Select all lines in the records that include "power".

+++ SUPPLIED RECORDS

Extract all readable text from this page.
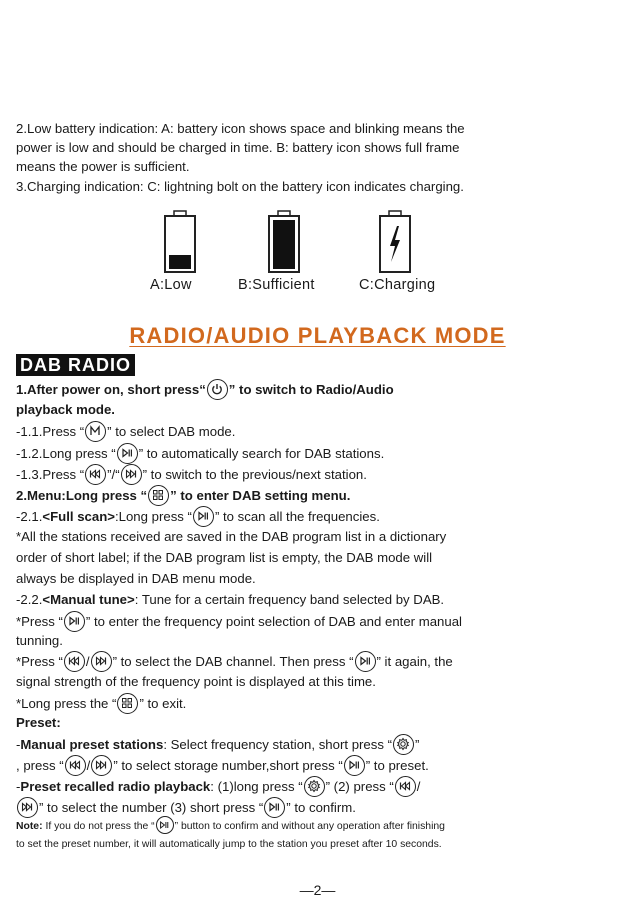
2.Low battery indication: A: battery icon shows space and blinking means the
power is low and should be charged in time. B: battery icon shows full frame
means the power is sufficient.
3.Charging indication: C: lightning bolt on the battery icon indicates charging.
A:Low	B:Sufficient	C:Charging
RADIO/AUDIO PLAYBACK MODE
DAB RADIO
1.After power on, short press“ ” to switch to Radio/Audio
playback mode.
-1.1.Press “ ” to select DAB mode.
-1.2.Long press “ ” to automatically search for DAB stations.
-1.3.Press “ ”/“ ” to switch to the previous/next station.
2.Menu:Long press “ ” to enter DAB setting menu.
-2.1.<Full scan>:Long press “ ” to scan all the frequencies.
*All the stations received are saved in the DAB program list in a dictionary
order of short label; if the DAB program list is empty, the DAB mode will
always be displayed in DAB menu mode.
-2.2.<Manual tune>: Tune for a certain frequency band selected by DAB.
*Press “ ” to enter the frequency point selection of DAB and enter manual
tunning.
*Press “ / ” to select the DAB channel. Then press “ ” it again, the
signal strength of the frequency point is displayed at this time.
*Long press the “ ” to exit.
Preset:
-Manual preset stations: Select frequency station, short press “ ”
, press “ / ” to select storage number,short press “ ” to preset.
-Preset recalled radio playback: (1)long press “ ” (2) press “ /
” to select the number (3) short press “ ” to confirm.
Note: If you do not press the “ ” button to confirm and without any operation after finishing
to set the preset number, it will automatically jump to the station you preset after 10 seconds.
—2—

++++++
+++ SUPPLIED RECORDS

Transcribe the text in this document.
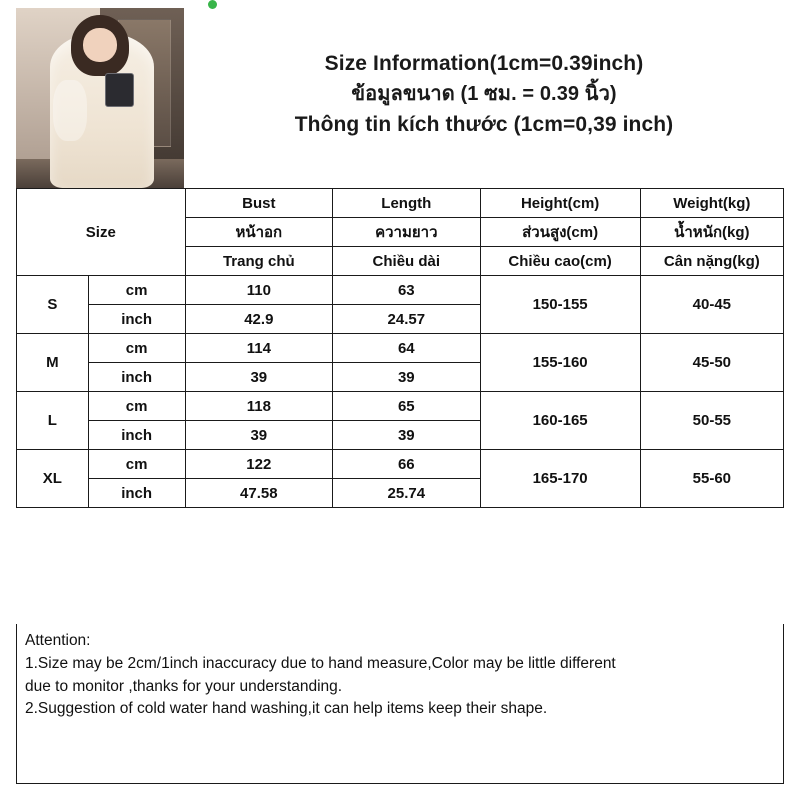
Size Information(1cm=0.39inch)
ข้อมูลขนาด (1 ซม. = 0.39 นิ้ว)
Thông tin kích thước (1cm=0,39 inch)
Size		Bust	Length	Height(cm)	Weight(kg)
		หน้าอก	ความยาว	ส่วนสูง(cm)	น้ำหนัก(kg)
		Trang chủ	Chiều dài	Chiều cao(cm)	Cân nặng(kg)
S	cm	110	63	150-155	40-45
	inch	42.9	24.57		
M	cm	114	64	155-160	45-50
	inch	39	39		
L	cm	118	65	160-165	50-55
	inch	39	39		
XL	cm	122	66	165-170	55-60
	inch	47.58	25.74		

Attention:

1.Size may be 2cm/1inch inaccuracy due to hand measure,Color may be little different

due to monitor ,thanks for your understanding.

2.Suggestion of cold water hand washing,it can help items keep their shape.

++++++

# SOLUTION TO THE EXERCISE:
power is low and should be charged in time. B: battery icon shows full frame
means the power is sufficient.
1.After power on, short press“ ” to switch to Radio/Audio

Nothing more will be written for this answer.